* **EXTRACTED DATA**
[start]
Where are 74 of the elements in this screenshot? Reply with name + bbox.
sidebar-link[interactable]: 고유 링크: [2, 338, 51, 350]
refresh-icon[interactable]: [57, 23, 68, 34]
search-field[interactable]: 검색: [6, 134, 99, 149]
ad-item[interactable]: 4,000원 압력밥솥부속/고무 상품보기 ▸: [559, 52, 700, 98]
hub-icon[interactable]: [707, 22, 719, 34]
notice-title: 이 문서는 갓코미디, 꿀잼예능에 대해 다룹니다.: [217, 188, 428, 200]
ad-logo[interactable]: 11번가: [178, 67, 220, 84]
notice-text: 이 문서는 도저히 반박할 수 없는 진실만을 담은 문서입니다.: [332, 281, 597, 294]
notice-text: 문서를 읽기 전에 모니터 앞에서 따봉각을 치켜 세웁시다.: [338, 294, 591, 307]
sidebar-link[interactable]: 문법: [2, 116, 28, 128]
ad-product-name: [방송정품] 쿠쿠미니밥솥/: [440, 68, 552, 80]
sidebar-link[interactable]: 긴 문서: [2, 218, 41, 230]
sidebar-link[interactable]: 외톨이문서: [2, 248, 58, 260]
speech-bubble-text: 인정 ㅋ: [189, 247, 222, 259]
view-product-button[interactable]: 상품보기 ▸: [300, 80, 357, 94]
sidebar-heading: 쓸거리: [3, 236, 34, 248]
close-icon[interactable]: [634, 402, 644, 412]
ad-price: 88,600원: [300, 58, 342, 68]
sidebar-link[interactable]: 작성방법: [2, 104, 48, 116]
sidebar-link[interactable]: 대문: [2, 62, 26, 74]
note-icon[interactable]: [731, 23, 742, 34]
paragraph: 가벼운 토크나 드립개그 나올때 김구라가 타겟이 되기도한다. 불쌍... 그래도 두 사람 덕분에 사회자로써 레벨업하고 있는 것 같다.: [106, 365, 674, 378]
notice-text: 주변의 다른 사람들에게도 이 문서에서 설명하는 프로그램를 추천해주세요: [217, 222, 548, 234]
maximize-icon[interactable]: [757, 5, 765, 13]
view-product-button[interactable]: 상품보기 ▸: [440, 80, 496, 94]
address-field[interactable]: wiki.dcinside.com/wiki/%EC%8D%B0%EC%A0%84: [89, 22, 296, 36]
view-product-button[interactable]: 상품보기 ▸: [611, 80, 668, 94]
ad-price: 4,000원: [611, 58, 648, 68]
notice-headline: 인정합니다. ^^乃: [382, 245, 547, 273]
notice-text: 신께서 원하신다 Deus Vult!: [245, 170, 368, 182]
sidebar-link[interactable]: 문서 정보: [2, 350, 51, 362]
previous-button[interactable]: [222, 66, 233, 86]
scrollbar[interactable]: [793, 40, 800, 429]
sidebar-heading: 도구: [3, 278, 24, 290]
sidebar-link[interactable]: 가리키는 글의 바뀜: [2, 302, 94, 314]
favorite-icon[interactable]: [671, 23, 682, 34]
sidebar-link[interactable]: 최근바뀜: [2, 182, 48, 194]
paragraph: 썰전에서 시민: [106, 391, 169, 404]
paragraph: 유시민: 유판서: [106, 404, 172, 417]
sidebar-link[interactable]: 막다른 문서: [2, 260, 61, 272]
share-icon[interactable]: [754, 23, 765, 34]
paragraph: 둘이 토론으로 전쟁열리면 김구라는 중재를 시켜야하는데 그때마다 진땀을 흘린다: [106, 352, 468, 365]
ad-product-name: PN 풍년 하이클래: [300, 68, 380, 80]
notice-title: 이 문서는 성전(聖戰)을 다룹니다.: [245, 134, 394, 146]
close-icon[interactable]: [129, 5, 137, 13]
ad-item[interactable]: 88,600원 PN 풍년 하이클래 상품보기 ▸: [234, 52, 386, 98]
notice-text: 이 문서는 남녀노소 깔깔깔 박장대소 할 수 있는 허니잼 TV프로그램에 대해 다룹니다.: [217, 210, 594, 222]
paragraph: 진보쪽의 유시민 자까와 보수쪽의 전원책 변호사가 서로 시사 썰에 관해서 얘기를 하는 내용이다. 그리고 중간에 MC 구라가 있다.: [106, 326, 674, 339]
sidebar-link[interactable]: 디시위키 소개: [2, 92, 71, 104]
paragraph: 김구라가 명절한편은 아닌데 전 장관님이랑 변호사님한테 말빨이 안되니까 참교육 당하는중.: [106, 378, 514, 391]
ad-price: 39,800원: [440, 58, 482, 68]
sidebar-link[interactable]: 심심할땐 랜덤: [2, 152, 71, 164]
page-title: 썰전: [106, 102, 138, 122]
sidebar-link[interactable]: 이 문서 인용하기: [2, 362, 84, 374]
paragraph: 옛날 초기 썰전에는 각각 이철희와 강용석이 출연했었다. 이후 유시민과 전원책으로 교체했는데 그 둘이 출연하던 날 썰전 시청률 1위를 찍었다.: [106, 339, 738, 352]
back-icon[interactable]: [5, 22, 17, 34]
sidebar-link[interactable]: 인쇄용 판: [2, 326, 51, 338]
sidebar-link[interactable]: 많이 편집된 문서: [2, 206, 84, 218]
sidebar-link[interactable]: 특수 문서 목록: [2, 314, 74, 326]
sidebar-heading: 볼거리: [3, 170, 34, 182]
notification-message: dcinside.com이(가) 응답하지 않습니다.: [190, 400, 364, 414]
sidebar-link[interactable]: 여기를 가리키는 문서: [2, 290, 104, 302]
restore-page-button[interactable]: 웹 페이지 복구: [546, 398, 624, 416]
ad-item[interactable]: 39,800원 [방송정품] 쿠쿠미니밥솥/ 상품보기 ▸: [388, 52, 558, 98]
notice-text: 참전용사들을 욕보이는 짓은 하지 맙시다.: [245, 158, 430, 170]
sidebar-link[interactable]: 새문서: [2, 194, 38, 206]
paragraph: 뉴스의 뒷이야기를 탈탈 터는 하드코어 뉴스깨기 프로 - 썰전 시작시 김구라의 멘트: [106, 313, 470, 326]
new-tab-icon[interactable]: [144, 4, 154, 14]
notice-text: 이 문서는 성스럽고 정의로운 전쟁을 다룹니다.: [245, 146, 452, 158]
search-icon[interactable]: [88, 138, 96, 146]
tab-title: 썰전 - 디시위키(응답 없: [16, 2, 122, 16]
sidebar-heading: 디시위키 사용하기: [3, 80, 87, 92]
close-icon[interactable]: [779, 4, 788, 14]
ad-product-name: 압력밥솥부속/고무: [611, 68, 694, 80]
[end]
* **OBJECTIVE**
Give all of the entries above as a numbered list, leaving out any blank lines.

* **EXERCISE ANSWER**
1. Where are 74 of the elements in this screenshot? Reply with name + bbox.
2. sidebar-link[interactable]: 고유 링크: [2, 338, 51, 350]
3. refresh-icon[interactable]: [57, 23, 68, 34]
4. search-field[interactable]: 검색: [6, 134, 99, 149]
5. ad-item[interactable]: 4,000원 압력밥솥부속/고무 상품보기 ▸: [559, 52, 700, 98]
6. hub-icon[interactable]: [707, 22, 719, 34]
7. notice-title: 이 문서는 갓코미디, 꿀잼예능에 대해 다룹니다.: [217, 188, 428, 200]
8. ad-logo[interactable]: 11번가: [178, 67, 220, 84]
9. notice-text: 이 문서는 도저히 반박할 수 없는 진실만을 담은 문서입니다.: [332, 281, 597, 294]
10. notice-text: 문서를 읽기 전에 모니터 앞에서 따봉각을 치켜 세웁시다.: [338, 294, 591, 307]
11. sidebar-link[interactable]: 문법: [2, 116, 28, 128]
12. ad-product-name: [방송정품] 쿠쿠미니밥솥/: [440, 68, 552, 80]
13. sidebar-link[interactable]: 긴 문서: [2, 218, 41, 230]
14. sidebar-link[interactable]: 외톨이문서: [2, 248, 58, 260]
15. speech-bubble-text: 인정 ㅋ: [189, 247, 222, 259]
16. view-product-button[interactable]: 상품보기 ▸: [300, 80, 357, 94]
17. sidebar-heading: 쓸거리: [3, 236, 34, 248]
18. close-icon[interactable]: [634, 402, 644, 412]
19. ad-price: 88,600원: [300, 58, 342, 68]
20. sidebar-link[interactable]: 작성방법: [2, 104, 48, 116]
21. sidebar-link[interactable]: 대문: [2, 62, 26, 74]
22. note-icon[interactable]: [731, 23, 742, 34]
23. paragraph: 가벼운 토크나 드립개그 나올때 김구라가 타겟이 되기도한다. 불쌍... 그래도 두 사람 덕분에 사회자로써 레벨업하고 있는 것 같다.: [106, 365, 674, 378]
24. notice-text: 주변의 다른 사람들에게도 이 문서에서 설명하는 프로그램를 추천해주세요: [217, 222, 548, 234]
25. maximize-icon[interactable]: [757, 5, 765, 13]
26. view-product-button[interactable]: 상품보기 ▸: [440, 80, 496, 94]
27. address-field[interactable]: wiki.dcinside.com/wiki/%EC%8D%B0%EC%A0%84: [89, 22, 296, 36]
28. view-product-button[interactable]: 상품보기 ▸: [611, 80, 668, 94]
29. ad-price: 4,000원: [611, 58, 648, 68]
30. notice-headline: 인정합니다. ^^乃: [382, 245, 547, 273]
31. notice-text: 신께서 원하신다 Deus Vult!: [245, 170, 368, 182]
32. sidebar-link[interactable]: 문서 정보: [2, 350, 51, 362]
33. previous-button[interactable]: [222, 66, 233, 86]
34. scrollbar[interactable]: [793, 40, 800, 429]
35. sidebar-heading: 도구: [3, 278, 24, 290]
36. sidebar-link[interactable]: 가리키는 글의 바뀜: [2, 302, 94, 314]
37. favorite-icon[interactable]: [671, 23, 682, 34]
38. sidebar-link[interactable]: 최근바뀜: [2, 182, 48, 194]
39. paragraph: 썰전에서 시민: [106, 391, 169, 404]
40. paragraph: 유시민: 유판서: [106, 404, 172, 417]
41. sidebar-link[interactable]: 막다른 문서: [2, 260, 61, 272]
42. share-icon[interactable]: [754, 23, 765, 34]
43. paragraph: 둘이 토론으로 전쟁열리면 김구라는 중재를 시켜야하는데 그때마다 진땀을 흘린다: [106, 352, 468, 365]
44. ad-product-name: PN 풍년 하이클래: [300, 68, 380, 80]
45. notice-title: 이 문서는 성전(聖戰)을 다룹니다.: [245, 134, 394, 146]
46. close-icon[interactable]: [129, 5, 137, 13]
47. ad-item[interactable]: 88,600원 PN 풍년 하이클래 상품보기 ▸: [234, 52, 386, 98]
48. notice-text: 이 문서는 남녀노소 깔깔깔 박장대소 할 수 있는 허니잼 TV프로그램에 대해 다룹니다.: [217, 210, 594, 222]
49. paragraph: 진보쪽의 유시민 자까와 보수쪽의 전원책 변호사가 서로 시사 썰에 관해서 얘기를 하는 내용이다. 그리고 중간에 MC 구라가 있다.: [106, 326, 674, 339]
50. sidebar-link[interactable]: 디시위키 소개: [2, 92, 71, 104]
51. paragraph: 김구라가 명절한편은 아닌데 전 장관님이랑 변호사님한테 말빨이 안되니까 참교육 당하는중.: [106, 378, 514, 391]
52. ad-price: 39,800원: [440, 58, 482, 68]
53. sidebar-link[interactable]: 심심할땐 랜덤: [2, 152, 71, 164]
54. page-title: 썰전: [106, 102, 138, 122]
55. sidebar-link[interactable]: 이 문서 인용하기: [2, 362, 84, 374]
56. paragraph: 옛날 초기 썰전에는 각각 이철희와 강용석이 출연했었다. 이후 유시민과 전원책으로 교체했는데 그 둘이 출연하던 날 썰전 시청률 1위를 찍었다.: [106, 339, 738, 352]
57. back-icon[interactable]: [5, 22, 17, 34]
58. sidebar-link[interactable]: 인쇄용 판: [2, 326, 51, 338]
59. sidebar-link[interactable]: 많이 편집된 문서: [2, 206, 84, 218]
60. sidebar-link[interactable]: 특수 문서 목록: [2, 314, 74, 326]
61. sidebar-heading: 볼거리: [3, 170, 34, 182]
62. notification-message: dcinside.com이(가) 응답하지 않습니다.: [190, 400, 364, 414]
63. sidebar-link[interactable]: 여기를 가리키는 문서: [2, 290, 104, 302]
64. restore-page-button[interactable]: 웹 페이지 복구: [546, 398, 624, 416]
65. ad-item[interactable]: 39,800원 [방송정품] 쿠쿠미니밥솥/ 상품보기 ▸: [388, 52, 558, 98]
66. notice-text: 참전용사들을 욕보이는 짓은 하지 맙시다.: [245, 158, 430, 170]
67. sidebar-link[interactable]: 새문서: [2, 194, 38, 206]
68. paragraph: 뉴스의 뒷이야기를 탈탈 터는 하드코어 뉴스깨기 프로 - 썰전 시작시 김구라의 멘트: [106, 313, 470, 326]
69. new-tab-icon[interactable]: [144, 4, 154, 14]
70. notice-text: 이 문서는 성스럽고 정의로운 전쟁을 다룹니다.: [245, 146, 452, 158]
71. search-icon[interactable]: [88, 138, 96, 146]
72. tab-title: 썰전 - 디시위키(응답 없: [16, 2, 122, 16]
73. sidebar-heading: 디시위키 사용하기: [3, 80, 87, 92]
74. close-icon[interactable]: [779, 4, 788, 14]
75. ad-product-name: 압력밥솥부속/고무: [611, 68, 694, 80]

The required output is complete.